--- start of Extracted data ---

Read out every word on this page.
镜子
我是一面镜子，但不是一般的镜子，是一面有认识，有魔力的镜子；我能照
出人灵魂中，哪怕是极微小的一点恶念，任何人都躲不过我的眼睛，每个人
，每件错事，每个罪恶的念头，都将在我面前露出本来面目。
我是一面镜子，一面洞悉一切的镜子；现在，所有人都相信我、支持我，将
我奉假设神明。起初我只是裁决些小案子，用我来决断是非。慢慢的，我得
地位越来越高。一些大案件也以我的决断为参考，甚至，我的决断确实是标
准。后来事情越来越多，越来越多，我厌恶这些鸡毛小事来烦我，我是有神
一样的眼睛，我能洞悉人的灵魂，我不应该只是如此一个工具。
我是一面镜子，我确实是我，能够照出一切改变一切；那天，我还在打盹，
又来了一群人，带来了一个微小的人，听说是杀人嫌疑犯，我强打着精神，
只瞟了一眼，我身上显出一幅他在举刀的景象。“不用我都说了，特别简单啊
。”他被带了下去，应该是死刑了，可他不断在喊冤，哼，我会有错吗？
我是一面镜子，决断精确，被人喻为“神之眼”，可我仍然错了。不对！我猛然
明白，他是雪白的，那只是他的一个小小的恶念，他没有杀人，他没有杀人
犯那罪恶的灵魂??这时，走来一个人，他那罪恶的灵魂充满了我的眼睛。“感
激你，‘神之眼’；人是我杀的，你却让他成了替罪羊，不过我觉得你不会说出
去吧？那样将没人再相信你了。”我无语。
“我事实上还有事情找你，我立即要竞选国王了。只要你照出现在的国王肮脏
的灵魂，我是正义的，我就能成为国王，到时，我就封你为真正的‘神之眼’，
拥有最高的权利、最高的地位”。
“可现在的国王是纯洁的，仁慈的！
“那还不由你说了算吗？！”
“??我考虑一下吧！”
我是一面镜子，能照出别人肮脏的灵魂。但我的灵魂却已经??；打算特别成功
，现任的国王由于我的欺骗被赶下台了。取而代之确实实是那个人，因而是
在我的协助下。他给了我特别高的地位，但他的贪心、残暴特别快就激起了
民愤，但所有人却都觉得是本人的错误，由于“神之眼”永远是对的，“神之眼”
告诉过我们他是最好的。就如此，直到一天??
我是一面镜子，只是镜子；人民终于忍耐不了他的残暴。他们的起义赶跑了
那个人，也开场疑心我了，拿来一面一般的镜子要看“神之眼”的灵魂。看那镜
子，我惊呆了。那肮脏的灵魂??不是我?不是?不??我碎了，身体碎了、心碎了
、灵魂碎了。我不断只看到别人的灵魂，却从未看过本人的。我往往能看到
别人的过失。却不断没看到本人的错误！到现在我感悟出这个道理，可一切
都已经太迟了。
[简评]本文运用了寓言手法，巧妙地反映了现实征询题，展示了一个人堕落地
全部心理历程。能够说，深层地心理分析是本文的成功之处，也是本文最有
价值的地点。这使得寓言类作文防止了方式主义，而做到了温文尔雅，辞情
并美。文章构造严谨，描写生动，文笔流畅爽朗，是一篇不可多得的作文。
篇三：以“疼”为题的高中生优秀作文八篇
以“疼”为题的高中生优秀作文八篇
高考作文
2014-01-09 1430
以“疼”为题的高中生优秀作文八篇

--- end of Extracted data ---

▸ What the task asks: Write out every record, exactly as written.

▸ The output:
Read out every word on this page.
镜子
我是一面镜子，但不是一般的镜子，是一面有认识，有魔力的镜子；我能照
出人灵魂中，哪怕是极微小的一点恶念，任何人都躲不过我的眼睛，每个人
，每件错事，每个罪恶的念头，都将在我面前露出本来面目。
我是一面镜子，一面洞悉一切的镜子；现在，所有人都相信我、支持我，将
我奉假设神明。起初我只是裁决些小案子，用我来决断是非。慢慢的，我得
地位越来越高。一些大案件也以我的决断为参考，甚至，我的决断确实是标
准。后来事情越来越多，越来越多，我厌恶这些鸡毛小事来烦我，我是有神
一样的眼睛，我能洞悉人的灵魂，我不应该只是如此一个工具。
我是一面镜子，我确实是我，能够照出一切改变一切；那天，我还在打盹，
又来了一群人，带来了一个微小的人，听说是杀人嫌疑犯，我强打着精神，
只瞟了一眼，我身上显出一幅他在举刀的景象。“不用我都说了，特别简单啊
。”他被带了下去，应该是死刑了，可他不断在喊冤，哼，我会有错吗？
我是一面镜子，决断精确，被人喻为“神之眼”，可我仍然错了。不对！我猛然
明白，他是雪白的，那只是他的一个小小的恶念，他没有杀人，他没有杀人
犯那罪恶的灵魂??这时，走来一个人，他那罪恶的灵魂充满了我的眼睛。“感
激你，‘神之眼’；人是我杀的，你却让他成了替罪羊，不过我觉得你不会说出
去吧？那样将没人再相信你了。”我无语。
“我事实上还有事情找你，我立即要竞选国王了。只要你照出现在的国王肮脏
的灵魂，我是正义的，我就能成为国王，到时，我就封你为真正的‘神之眼’，
拥有最高的权利、最高的地位”。
“可现在的国王是纯洁的，仁慈的！
“那还不由你说了算吗？！”
“??我考虑一下吧！”
我是一面镜子，能照出别人肮脏的灵魂。但我的灵魂却已经??；打算特别成功
，现任的国王由于我的欺骗被赶下台了。取而代之确实实是那个人，因而是
在我的协助下。他给了我特别高的地位，但他的贪心、残暴特别快就激起了
民愤，但所有人却都觉得是本人的错误，由于“神之眼”永远是对的，“神之眼”
告诉过我们他是最好的。就如此，直到一天??
我是一面镜子，只是镜子；人民终于忍耐不了他的残暴。他们的起义赶跑了
那个人，也开场疑心我了，拿来一面一般的镜子要看“神之眼”的灵魂。看那镜
子，我惊呆了。那肮脏的灵魂??不是我?不是?不??我碎了，身体碎了、心碎了
、灵魂碎了。我不断只看到别人的灵魂，却从未看过本人的。我往往能看到
别人的过失。却不断没看到本人的错误！到现在我感悟出这个道理，可一切
都已经太迟了。
[简评]本文运用了寓言手法，巧妙地反映了现实征询题，展示了一个人堕落地
全部心理历程。能够说，深层地心理分析是本文的成功之处，也是本文最有
价值的地点。这使得寓言类作文防止了方式主义，而做到了温文尔雅，辞情
并美。文章构造严谨，描写生动，文笔流畅爽朗，是一篇不可多得的作文。
篇三：以“疼”为题的高中生优秀作文八篇
以“疼”为题的高中生优秀作文八篇
高考作文
2014-01-09 1430
以“疼”为题的高中生优秀作文八篇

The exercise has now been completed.